--- Begin Data supplied ---
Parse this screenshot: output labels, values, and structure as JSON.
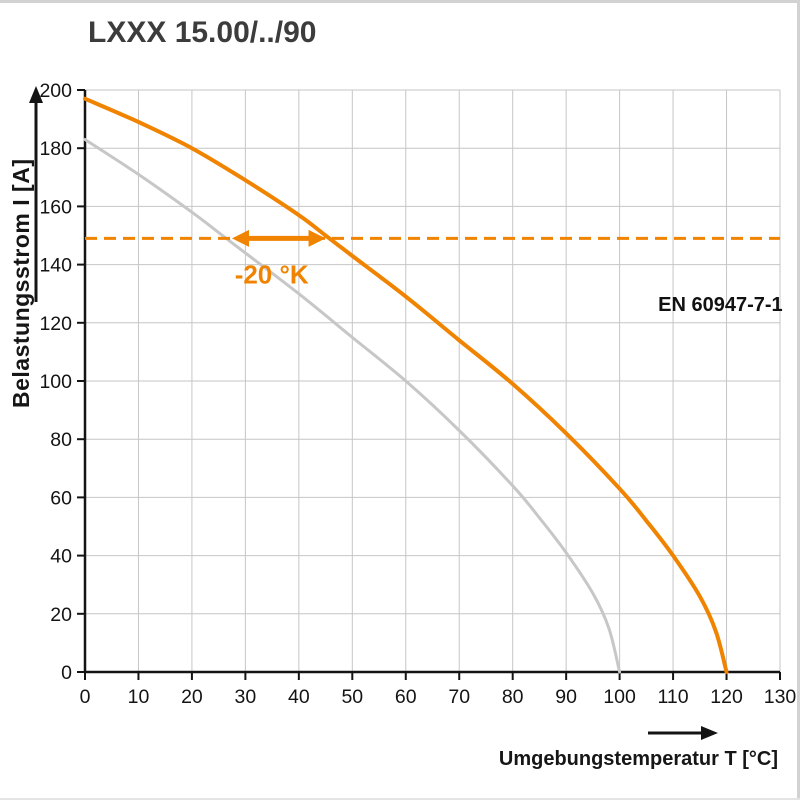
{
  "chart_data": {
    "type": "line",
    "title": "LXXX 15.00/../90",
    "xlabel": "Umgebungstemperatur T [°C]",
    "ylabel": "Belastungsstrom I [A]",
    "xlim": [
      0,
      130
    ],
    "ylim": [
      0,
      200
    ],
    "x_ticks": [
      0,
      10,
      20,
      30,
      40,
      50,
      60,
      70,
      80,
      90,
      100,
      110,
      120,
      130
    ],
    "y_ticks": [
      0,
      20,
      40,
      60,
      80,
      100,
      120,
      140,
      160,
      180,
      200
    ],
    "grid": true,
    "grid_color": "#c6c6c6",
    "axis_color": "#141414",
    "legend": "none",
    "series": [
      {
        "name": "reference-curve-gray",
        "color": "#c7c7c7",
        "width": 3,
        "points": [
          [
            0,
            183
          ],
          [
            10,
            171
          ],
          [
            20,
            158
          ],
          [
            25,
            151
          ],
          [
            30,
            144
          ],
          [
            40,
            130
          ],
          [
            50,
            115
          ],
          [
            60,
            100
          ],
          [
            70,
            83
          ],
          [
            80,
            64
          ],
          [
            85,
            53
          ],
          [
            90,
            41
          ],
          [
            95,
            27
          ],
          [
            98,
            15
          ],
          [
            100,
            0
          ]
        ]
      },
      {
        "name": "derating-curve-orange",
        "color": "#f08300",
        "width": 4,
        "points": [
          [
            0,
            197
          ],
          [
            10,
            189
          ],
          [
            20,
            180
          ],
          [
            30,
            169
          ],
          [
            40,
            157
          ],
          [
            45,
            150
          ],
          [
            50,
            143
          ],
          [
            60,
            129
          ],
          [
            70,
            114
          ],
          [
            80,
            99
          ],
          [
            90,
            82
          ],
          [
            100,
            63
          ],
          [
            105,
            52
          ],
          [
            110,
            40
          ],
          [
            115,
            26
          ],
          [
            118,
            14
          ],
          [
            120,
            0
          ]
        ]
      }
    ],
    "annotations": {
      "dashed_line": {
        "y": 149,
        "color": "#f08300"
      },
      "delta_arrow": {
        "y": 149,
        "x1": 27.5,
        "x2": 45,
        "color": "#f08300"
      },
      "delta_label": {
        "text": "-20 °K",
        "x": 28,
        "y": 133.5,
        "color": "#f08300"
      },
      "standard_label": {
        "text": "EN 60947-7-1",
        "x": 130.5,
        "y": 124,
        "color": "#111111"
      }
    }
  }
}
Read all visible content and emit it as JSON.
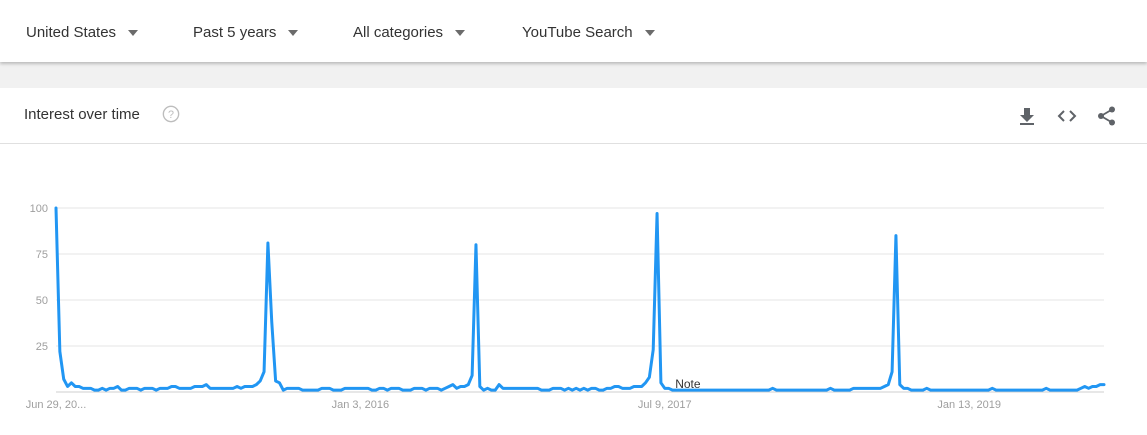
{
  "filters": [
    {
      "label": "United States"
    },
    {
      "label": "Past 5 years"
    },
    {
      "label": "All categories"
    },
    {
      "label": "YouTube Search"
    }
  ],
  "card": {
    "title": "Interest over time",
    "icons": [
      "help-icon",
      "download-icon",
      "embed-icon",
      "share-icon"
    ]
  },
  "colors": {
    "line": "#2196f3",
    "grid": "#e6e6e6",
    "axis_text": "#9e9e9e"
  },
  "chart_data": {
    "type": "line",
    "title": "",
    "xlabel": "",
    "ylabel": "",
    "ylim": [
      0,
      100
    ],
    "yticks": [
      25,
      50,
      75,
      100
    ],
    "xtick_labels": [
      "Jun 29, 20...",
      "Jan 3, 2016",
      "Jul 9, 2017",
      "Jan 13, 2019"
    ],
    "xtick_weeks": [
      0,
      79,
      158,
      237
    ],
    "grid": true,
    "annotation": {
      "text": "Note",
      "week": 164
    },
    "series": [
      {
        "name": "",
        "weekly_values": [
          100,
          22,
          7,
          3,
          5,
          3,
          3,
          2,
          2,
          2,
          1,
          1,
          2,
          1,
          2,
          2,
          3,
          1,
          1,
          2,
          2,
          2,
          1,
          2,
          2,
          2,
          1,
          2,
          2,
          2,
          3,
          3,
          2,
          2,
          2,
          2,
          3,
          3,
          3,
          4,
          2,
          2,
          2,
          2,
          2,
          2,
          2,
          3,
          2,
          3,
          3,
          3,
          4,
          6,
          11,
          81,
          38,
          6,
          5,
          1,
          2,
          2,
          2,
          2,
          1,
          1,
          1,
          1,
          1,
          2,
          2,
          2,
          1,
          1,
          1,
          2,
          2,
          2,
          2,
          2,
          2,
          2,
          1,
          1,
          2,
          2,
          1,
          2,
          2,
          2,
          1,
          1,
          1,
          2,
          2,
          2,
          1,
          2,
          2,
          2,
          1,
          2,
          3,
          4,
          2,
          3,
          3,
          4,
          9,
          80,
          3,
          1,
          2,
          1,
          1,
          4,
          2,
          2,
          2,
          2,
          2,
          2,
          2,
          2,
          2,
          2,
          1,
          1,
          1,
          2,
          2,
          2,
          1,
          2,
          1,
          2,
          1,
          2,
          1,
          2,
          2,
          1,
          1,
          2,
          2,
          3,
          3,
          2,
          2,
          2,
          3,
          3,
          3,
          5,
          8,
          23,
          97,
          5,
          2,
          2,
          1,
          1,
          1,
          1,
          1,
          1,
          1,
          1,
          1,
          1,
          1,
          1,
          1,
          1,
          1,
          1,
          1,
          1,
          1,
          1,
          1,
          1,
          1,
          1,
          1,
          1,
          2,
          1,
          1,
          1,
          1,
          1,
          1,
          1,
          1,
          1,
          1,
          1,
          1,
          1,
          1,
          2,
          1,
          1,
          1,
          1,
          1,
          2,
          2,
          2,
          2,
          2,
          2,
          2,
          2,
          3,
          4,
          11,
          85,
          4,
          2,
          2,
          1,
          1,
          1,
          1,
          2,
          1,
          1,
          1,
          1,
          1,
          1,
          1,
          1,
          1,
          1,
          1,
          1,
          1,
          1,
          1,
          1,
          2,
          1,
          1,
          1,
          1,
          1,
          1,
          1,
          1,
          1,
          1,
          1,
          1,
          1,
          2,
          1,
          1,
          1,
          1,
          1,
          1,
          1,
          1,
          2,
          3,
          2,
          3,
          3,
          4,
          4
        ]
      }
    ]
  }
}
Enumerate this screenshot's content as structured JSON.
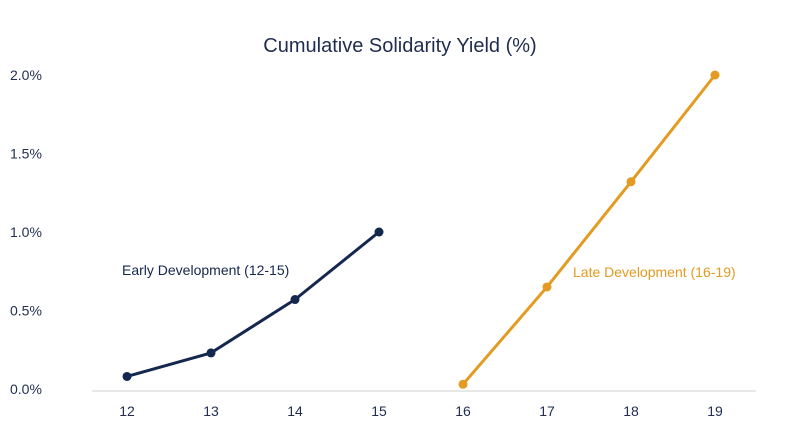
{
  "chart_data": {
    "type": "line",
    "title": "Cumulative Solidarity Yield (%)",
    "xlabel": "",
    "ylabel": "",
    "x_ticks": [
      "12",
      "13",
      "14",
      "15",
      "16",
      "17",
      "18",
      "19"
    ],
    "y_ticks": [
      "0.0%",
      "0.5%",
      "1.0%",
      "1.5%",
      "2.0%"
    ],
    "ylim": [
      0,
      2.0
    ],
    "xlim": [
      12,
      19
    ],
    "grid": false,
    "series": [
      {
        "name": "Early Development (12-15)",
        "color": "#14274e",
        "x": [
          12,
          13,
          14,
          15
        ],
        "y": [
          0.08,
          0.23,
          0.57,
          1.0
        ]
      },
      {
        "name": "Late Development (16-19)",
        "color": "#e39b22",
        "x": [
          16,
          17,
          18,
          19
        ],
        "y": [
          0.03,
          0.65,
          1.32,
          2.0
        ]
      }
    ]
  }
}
--- End Data supplied ---
__Your instructions__.
Output, exactly, all the records above; include no pictures.

__Response to the exercise__.
Parse this screenshot: output labels, values, and structure as JSON.
{
  "chart_data": {
    "type": "line",
    "title": "LXXX 15.00/../90",
    "xlabel": "Umgebungstemperatur T [°C]",
    "ylabel": "Belastungsstrom I [A]",
    "xlim": [
      0,
      130
    ],
    "ylim": [
      0,
      200
    ],
    "x_ticks": [
      0,
      10,
      20,
      30,
      40,
      50,
      60,
      70,
      80,
      90,
      100,
      110,
      120,
      130
    ],
    "y_ticks": [
      0,
      20,
      40,
      60,
      80,
      100,
      120,
      140,
      160,
      180,
      200
    ],
    "grid": true,
    "grid_color": "#c6c6c6",
    "axis_color": "#141414",
    "legend": "none",
    "series": [
      {
        "name": "reference-curve-gray",
        "color": "#c7c7c7",
        "width": 3,
        "points": [
          [
            0,
            183
          ],
          [
            10,
            171
          ],
          [
            20,
            158
          ],
          [
            25,
            151
          ],
          [
            30,
            144
          ],
          [
            40,
            130
          ],
          [
            50,
            115
          ],
          [
            60,
            100
          ],
          [
            70,
            83
          ],
          [
            80,
            64
          ],
          [
            85,
            53
          ],
          [
            90,
            41
          ],
          [
            95,
            27
          ],
          [
            98,
            15
          ],
          [
            100,
            0
          ]
        ]
      },
      {
        "name": "derating-curve-orange",
        "color": "#f08300",
        "width": 4,
        "points": [
          [
            0,
            197
          ],
          [
            10,
            189
          ],
          [
            20,
            180
          ],
          [
            30,
            169
          ],
          [
            40,
            157
          ],
          [
            45,
            150
          ],
          [
            50,
            143
          ],
          [
            60,
            129
          ],
          [
            70,
            114
          ],
          [
            80,
            99
          ],
          [
            90,
            82
          ],
          [
            100,
            63
          ],
          [
            105,
            52
          ],
          [
            110,
            40
          ],
          [
            115,
            26
          ],
          [
            118,
            14
          ],
          [
            120,
            0
          ]
        ]
      }
    ],
    "annotations": {
      "dashed_line": {
        "y": 149,
        "color": "#f08300"
      },
      "delta_arrow": {
        "y": 149,
        "x1": 27.5,
        "x2": 45,
        "color": "#f08300"
      },
      "delta_label": {
        "text": "-20 °K",
        "x": 28,
        "y": 133.5,
        "color": "#f08300"
      },
      "standard_label": {
        "text": "EN 60947-7-1",
        "x": 130.5,
        "y": 124,
        "color": "#111111"
      }
    }
  }
}
Read all visible content and emit it as JSON.
{
  "filters": [
    {
      "label": "United States"
    },
    {
      "label": "Past 5 years"
    },
    {
      "label": "All categories"
    },
    {
      "label": "YouTube Search"
    }
  ],
  "card": {
    "title": "Interest over time",
    "icons": [
      "help-icon",
      "download-icon",
      "embed-icon",
      "share-icon"
    ]
  },
  "colors": {
    "line": "#2196f3",
    "grid": "#e6e6e6",
    "axis_text": "#9e9e9e"
  },
  "chart_data": {
    "type": "line",
    "title": "",
    "xlabel": "",
    "ylabel": "",
    "ylim": [
      0,
      100
    ],
    "yticks": [
      25,
      50,
      75,
      100
    ],
    "xtick_labels": [
      "Jun 29, 20...",
      "Jan 3, 2016",
      "Jul 9, 2017",
      "Jan 13, 2019"
    ],
    "xtick_weeks": [
      0,
      79,
      158,
      237
    ],
    "grid": true,
    "annotation": {
      "text": "Note",
      "week": 164
    },
    "series": [
      {
        "name": "",
        "weekly_values": [
          100,
          22,
          7,
          3,
          5,
          3,
          3,
          2,
          2,
          2,
          1,
          1,
          2,
          1,
          2,
          2,
          3,
          1,
          1,
          2,
          2,
          2,
          1,
          2,
          2,
          2,
          1,
          2,
          2,
          2,
          3,
          3,
          2,
          2,
          2,
          2,
          3,
          3,
          3,
          4,
          2,
          2,
          2,
          2,
          2,
          2,
          2,
          3,
          2,
          3,
          3,
          3,
          4,
          6,
          11,
          81,
          38,
          6,
          5,
          1,
          2,
          2,
          2,
          2,
          1,
          1,
          1,
          1,
          1,
          2,
          2,
          2,
          1,
          1,
          1,
          2,
          2,
          2,
          2,
          2,
          2,
          2,
          1,
          1,
          2,
          2,
          1,
          2,
          2,
          2,
          1,
          1,
          1,
          2,
          2,
          2,
          1,
          2,
          2,
          2,
          1,
          2,
          3,
          4,
          2,
          3,
          3,
          4,
          9,
          80,
          3,
          1,
          2,
          1,
          1,
          4,
          2,
          2,
          2,
          2,
          2,
          2,
          2,
          2,
          2,
          2,
          1,
          1,
          1,
          2,
          2,
          2,
          1,
          2,
          1,
          2,
          1,
          2,
          1,
          2,
          2,
          1,
          1,
          2,
          2,
          3,
          3,
          2,
          2,
          2,
          3,
          3,
          3,
          5,
          8,
          23,
          97,
          5,
          2,
          2,
          1,
          1,
          1,
          1,
          1,
          1,
          1,
          1,
          1,
          1,
          1,
          1,
          1,
          1,
          1,
          1,
          1,
          1,
          1,
          1,
          1,
          1,
          1,
          1,
          1,
          1,
          2,
          1,
          1,
          1,
          1,
          1,
          1,
          1,
          1,
          1,
          1,
          1,
          1,
          1,
          1,
          2,
          1,
          1,
          1,
          1,
          1,
          2,
          2,
          2,
          2,
          2,
          2,
          2,
          2,
          3,
          4,
          11,
          85,
          4,
          2,
          2,
          1,
          1,
          1,
          1,
          2,
          1,
          1,
          1,
          1,
          1,
          1,
          1,
          1,
          1,
          1,
          1,
          1,
          1,
          1,
          1,
          1,
          2,
          1,
          1,
          1,
          1,
          1,
          1,
          1,
          1,
          1,
          1,
          1,
          1,
          1,
          2,
          1,
          1,
          1,
          1,
          1,
          1,
          1,
          1,
          2,
          3,
          2,
          3,
          3,
          4,
          4
        ]
      }
    ]
  }
}
Enumerate this screenshot's content as structured JSON.
{
  "chart_data": {
    "type": "line",
    "title": "Cumulative Solidarity Yield (%)",
    "xlabel": "",
    "ylabel": "",
    "x_ticks": [
      "12",
      "13",
      "14",
      "15",
      "16",
      "17",
      "18",
      "19"
    ],
    "y_ticks": [
      "0.0%",
      "0.5%",
      "1.0%",
      "1.5%",
      "2.0%"
    ],
    "ylim": [
      0,
      2.0
    ],
    "xlim": [
      12,
      19
    ],
    "grid": false,
    "series": [
      {
        "name": "Early Development (12-15)",
        "color": "#14274e",
        "x": [
          12,
          13,
          14,
          15
        ],
        "y": [
          0.08,
          0.23,
          0.57,
          1.0
        ]
      },
      {
        "name": "Late Development (16-19)",
        "color": "#e39b22",
        "x": [
          16,
          17,
          18,
          19
        ],
        "y": [
          0.03,
          0.65,
          1.32,
          2.0
        ]
      }
    ]
  }
}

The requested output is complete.